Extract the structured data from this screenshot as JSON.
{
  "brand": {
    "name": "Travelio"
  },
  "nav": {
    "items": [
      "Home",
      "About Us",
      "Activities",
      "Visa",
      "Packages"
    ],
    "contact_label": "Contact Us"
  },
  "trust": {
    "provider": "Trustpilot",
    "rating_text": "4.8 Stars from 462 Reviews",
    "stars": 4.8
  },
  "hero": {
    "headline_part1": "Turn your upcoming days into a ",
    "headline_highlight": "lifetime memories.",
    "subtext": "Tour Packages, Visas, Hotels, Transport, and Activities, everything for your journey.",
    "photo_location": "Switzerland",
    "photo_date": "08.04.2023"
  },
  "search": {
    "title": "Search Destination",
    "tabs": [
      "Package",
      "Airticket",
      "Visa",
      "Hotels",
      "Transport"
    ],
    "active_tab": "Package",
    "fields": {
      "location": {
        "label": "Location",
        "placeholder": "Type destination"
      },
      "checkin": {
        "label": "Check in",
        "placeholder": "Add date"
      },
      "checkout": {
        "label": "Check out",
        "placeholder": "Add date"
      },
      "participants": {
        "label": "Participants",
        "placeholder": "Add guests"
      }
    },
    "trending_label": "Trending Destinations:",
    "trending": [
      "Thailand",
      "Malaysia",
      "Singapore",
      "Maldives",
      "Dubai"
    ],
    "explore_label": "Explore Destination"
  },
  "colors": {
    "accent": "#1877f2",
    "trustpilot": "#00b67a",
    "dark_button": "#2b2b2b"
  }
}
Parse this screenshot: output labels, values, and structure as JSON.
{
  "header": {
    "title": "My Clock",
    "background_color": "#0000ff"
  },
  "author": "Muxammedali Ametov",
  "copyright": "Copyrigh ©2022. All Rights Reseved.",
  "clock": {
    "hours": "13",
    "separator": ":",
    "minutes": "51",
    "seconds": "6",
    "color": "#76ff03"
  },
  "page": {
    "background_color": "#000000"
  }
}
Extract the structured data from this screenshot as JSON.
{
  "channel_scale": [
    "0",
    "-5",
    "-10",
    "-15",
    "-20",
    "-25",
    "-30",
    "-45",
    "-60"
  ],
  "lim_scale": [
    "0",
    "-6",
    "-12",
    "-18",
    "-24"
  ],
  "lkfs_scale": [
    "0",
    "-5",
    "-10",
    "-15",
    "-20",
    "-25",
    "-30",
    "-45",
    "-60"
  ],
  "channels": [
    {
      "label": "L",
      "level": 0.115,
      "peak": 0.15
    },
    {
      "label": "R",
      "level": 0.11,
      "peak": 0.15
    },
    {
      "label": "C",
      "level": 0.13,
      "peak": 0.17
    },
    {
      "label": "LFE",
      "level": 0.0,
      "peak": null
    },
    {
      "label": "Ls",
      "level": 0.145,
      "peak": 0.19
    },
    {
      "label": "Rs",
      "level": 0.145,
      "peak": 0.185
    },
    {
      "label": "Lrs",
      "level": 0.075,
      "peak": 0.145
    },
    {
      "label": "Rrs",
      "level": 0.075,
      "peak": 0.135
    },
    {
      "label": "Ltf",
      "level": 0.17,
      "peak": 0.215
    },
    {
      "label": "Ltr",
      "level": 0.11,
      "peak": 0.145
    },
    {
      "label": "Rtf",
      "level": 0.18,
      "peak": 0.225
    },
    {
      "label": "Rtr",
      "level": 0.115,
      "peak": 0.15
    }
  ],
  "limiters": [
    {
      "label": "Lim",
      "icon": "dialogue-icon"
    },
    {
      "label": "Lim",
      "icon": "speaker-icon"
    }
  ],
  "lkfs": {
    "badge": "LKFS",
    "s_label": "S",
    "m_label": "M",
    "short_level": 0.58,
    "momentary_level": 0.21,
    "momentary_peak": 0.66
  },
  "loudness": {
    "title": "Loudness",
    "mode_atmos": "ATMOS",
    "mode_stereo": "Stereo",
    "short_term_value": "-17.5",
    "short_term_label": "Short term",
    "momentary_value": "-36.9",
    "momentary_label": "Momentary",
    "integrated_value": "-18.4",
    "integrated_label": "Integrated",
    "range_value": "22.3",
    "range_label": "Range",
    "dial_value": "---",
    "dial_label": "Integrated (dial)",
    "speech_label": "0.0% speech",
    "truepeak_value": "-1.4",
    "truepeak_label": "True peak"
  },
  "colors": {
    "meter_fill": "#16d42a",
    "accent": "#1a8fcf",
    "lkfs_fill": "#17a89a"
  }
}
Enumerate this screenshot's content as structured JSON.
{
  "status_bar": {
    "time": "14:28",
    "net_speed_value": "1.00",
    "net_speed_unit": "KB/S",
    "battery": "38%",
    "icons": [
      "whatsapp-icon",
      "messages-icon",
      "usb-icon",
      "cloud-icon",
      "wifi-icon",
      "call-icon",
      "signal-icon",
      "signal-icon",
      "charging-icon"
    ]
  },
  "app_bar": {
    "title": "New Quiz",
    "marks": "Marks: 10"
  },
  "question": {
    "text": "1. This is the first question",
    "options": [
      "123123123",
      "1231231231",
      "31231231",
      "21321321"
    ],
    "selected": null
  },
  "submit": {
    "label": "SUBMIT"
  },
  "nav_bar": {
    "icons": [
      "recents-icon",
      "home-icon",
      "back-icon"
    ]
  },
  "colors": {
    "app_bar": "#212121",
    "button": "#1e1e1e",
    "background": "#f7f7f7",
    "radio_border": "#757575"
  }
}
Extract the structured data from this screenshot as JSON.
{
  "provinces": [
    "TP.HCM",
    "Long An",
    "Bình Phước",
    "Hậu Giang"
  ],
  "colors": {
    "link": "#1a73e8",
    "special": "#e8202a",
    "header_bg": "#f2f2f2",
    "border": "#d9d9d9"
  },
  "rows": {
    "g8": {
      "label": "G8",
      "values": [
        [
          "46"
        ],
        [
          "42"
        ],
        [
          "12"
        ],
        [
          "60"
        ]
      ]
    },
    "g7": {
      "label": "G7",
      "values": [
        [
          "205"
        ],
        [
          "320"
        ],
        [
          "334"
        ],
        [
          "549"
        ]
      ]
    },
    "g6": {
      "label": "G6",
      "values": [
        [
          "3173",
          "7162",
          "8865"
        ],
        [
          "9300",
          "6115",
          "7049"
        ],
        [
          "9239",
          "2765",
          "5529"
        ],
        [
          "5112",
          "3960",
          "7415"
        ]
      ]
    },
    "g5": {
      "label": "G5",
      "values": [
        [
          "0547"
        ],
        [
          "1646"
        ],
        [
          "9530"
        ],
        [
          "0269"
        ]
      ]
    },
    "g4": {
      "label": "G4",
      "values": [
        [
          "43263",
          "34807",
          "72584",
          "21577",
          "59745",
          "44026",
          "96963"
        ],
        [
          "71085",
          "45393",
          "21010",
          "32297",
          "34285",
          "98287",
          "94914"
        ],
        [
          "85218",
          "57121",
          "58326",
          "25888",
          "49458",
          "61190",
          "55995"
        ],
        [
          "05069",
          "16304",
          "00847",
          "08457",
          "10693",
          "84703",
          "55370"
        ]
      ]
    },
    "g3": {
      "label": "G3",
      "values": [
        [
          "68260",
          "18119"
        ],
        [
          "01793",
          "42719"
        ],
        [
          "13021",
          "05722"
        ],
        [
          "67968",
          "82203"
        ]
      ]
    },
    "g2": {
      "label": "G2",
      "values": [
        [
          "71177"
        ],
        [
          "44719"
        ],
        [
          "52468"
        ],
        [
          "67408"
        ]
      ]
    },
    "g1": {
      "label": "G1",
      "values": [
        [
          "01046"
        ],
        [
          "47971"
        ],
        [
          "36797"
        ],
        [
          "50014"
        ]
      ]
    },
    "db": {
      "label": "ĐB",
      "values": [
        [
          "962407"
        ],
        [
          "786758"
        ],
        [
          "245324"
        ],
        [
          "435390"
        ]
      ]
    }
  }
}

____________________

> Instruction
Your task is to reproduce the whole listing exactly.

> Result of this exercise
Extract the structured data from this screenshot as JSON.
{
  "brand": {
    "name": "Travelio"
  },
  "nav": {
    "items": [
      "Home",
      "About Us",
      "Activities",
      "Visa",
      "Packages"
    ],
    "contact_label": "Contact Us"
  },
  "trust": {
    "provider": "Trustpilot",
    "rating_text": "4.8 Stars from 462 Reviews",
    "stars": 4.8
  },
  "hero": {
    "headline_part1": "Turn your upcoming days into a ",
    "headline_highlight": "lifetime memories.",
    "subtext": "Tour Packages, Visas, Hotels, Transport, and Activities, everything for your journey.",
    "photo_location": "Switzerland",
    "photo_date": "08.04.2023"
  },
  "search": {
    "title": "Search Destination",
    "tabs": [
      "Package",
      "Airticket",
      "Visa",
      "Hotels",
      "Transport"
    ],
    "active_tab": "Package",
    "fields": {
      "location": {
        "label": "Location",
        "placeholder": "Type destination"
      },
      "checkin": {
        "label": "Check in",
        "placeholder": "Add date"
      },
      "checkout": {
        "label": "Check out",
        "placeholder": "Add date"
      },
      "participants": {
        "label": "Participants",
        "placeholder": "Add guests"
      }
    },
    "trending_label": "Trending Destinations:",
    "trending": [
      "Thailand",
      "Malaysia",
      "Singapore",
      "Maldives",
      "Dubai"
    ],
    "explore_label": "Explore Destination"
  },
  "colors": {
    "accent": "#1877f2",
    "trustpilot": "#00b67a",
    "dark_button": "#2b2b2b"
  }
}
Parse this screenshot: output labels, values, and structure as JSON.
{
  "header": {
    "title": "My Clock",
    "background_color": "#0000ff"
  },
  "author": "Muxammedali Ametov",
  "copyright": "Copyrigh ©2022. All Rights Reseved.",
  "clock": {
    "hours": "13",
    "separator": ":",
    "minutes": "51",
    "seconds": "6",
    "color": "#76ff03"
  },
  "page": {
    "background_color": "#000000"
  }
}
Extract the structured data from this screenshot as JSON.
{
  "channel_scale": [
    "0",
    "-5",
    "-10",
    "-15",
    "-20",
    "-25",
    "-30",
    "-45",
    "-60"
  ],
  "lim_scale": [
    "0",
    "-6",
    "-12",
    "-18",
    "-24"
  ],
  "lkfs_scale": [
    "0",
    "-5",
    "-10",
    "-15",
    "-20",
    "-25",
    "-30",
    "-45",
    "-60"
  ],
  "channels": [
    {
      "label": "L",
      "level": 0.115,
      "peak": 0.15
    },
    {
      "label": "R",
      "level": 0.11,
      "peak": 0.15
    },
    {
      "label": "C",
      "level": 0.13,
      "peak": 0.17
    },
    {
      "label": "LFE",
      "level": 0.0,
      "peak": null
    },
    {
      "label": "Ls",
      "level": 0.145,
      "peak": 0.19
    },
    {
      "label": "Rs",
      "level": 0.145,
      "peak": 0.185
    },
    {
      "label": "Lrs",
      "level": 0.075,
      "peak": 0.145
    },
    {
      "label": "Rrs",
      "level": 0.075,
      "peak": 0.135
    },
    {
      "label": "Ltf",
      "level": 0.17,
      "peak": 0.215
    },
    {
      "label": "Ltr",
      "level": 0.11,
      "peak": 0.145
    },
    {
      "label": "Rtf",
      "level": 0.18,
      "peak": 0.225
    },
    {
      "label": "Rtr",
      "level": 0.115,
      "peak": 0.15
    }
  ],
  "limiters": [
    {
      "label": "Lim",
      "icon": "dialogue-icon"
    },
    {
      "label": "Lim",
      "icon": "speaker-icon"
    }
  ],
  "lkfs": {
    "badge": "LKFS",
    "s_label": "S",
    "m_label": "M",
    "short_level": 0.58,
    "momentary_level": 0.21,
    "momentary_peak": 0.66
  },
  "loudness": {
    "title": "Loudness",
    "mode_atmos": "ATMOS",
    "mode_stereo": "Stereo",
    "short_term_value": "-17.5",
    "short_term_label": "Short term",
    "momentary_value": "-36.9",
    "momentary_label": "Momentary",
    "integrated_value": "-18.4",
    "integrated_label": "Integrated",
    "range_value": "22.3",
    "range_label": "Range",
    "dial_value": "---",
    "dial_label": "Integrated (dial)",
    "speech_label": "0.0% speech",
    "truepeak_value": "-1.4",
    "truepeak_label": "True peak"
  },
  "colors": {
    "meter_fill": "#16d42a",
    "accent": "#1a8fcf",
    "lkfs_fill": "#17a89a"
  }
}
Enumerate this screenshot's content as structured JSON.
{
  "status_bar": {
    "time": "14:28",
    "net_speed_value": "1.00",
    "net_speed_unit": "KB/S",
    "battery": "38%",
    "icons": [
      "whatsapp-icon",
      "messages-icon",
      "usb-icon",
      "cloud-icon",
      "wifi-icon",
      "call-icon",
      "signal-icon",
      "signal-icon",
      "charging-icon"
    ]
  },
  "app_bar": {
    "title": "New Quiz",
    "marks": "Marks: 10"
  },
  "question": {
    "text": "1. This is the first question",
    "options": [
      "123123123",
      "1231231231",
      "31231231",
      "21321321"
    ],
    "selected": null
  },
  "submit": {
    "label": "SUBMIT"
  },
  "nav_bar": {
    "icons": [
      "recents-icon",
      "home-icon",
      "back-icon"
    ]
  },
  "colors": {
    "app_bar": "#212121",
    "button": "#1e1e1e",
    "background": "#f7f7f7",
    "radio_border": "#757575"
  }
}
Extract the structured data from this screenshot as JSON.
{
  "provinces": [
    "TP.HCM",
    "Long An",
    "Bình Phước",
    "Hậu Giang"
  ],
  "colors": {
    "link": "#1a73e8",
    "special": "#e8202a",
    "header_bg": "#f2f2f2",
    "border": "#d9d9d9"
  },
  "rows": {
    "g8": {
      "label": "G8",
      "values": [
        [
          "46"
        ],
        [
          "42"
        ],
        [
          "12"
        ],
        [
          "60"
        ]
      ]
    },
    "g7": {
      "label": "G7",
      "values": [
        [
          "205"
        ],
        [
          "320"
        ],
        [
          "334"
        ],
        [
          "549"
        ]
      ]
    },
    "g6": {
      "label": "G6",
      "values": [
        [
          "3173",
          "7162",
          "8865"
        ],
        [
          "9300",
          "6115",
          "7049"
        ],
        [
          "9239",
          "2765",
          "5529"
        ],
        [
          "5112",
          "3960",
          "7415"
        ]
      ]
    },
    "g5": {
      "label": "G5",
      "values": [
        [
          "0547"
        ],
        [
          "1646"
        ],
        [
          "9530"
        ],
        [
          "0269"
        ]
      ]
    },
    "g4": {
      "label": "G4",
      "values": [
        [
          "43263",
          "34807",
          "72584",
          "21577",
          "59745",
          "44026",
          "96963"
        ],
        [
          "71085",
          "45393",
          "21010",
          "32297",
          "34285",
          "98287",
          "94914"
        ],
        [
          "85218",
          "57121",
          "58326",
          "25888",
          "49458",
          "61190",
          "55995"
        ],
        [
          "05069",
          "16304",
          "00847",
          "08457",
          "10693",
          "84703",
          "55370"
        ]
      ]
    },
    "g3": {
      "label": "G3",
      "values": [
        [
          "68260",
          "18119"
        ],
        [
          "01793",
          "42719"
        ],
        [
          "13021",
          "05722"
        ],
        [
          "67968",
          "82203"
        ]
      ]
    },
    "g2": {
      "label": "G2",
      "values": [
        [
          "71177"
        ],
        [
          "44719"
        ],
        [
          "52468"
        ],
        [
          "67408"
        ]
      ]
    },
    "g1": {
      "label": "G1",
      "values": [
        [
          "01046"
        ],
        [
          "47971"
        ],
        [
          "36797"
        ],
        [
          "50014"
        ]
      ]
    },
    "db": {
      "label": "ĐB",
      "values": [
        [
          "962407"
        ],
        [
          "786758"
        ],
        [
          "245324"
        ],
        [
          "435390"
        ]
      ]
    }
  }
}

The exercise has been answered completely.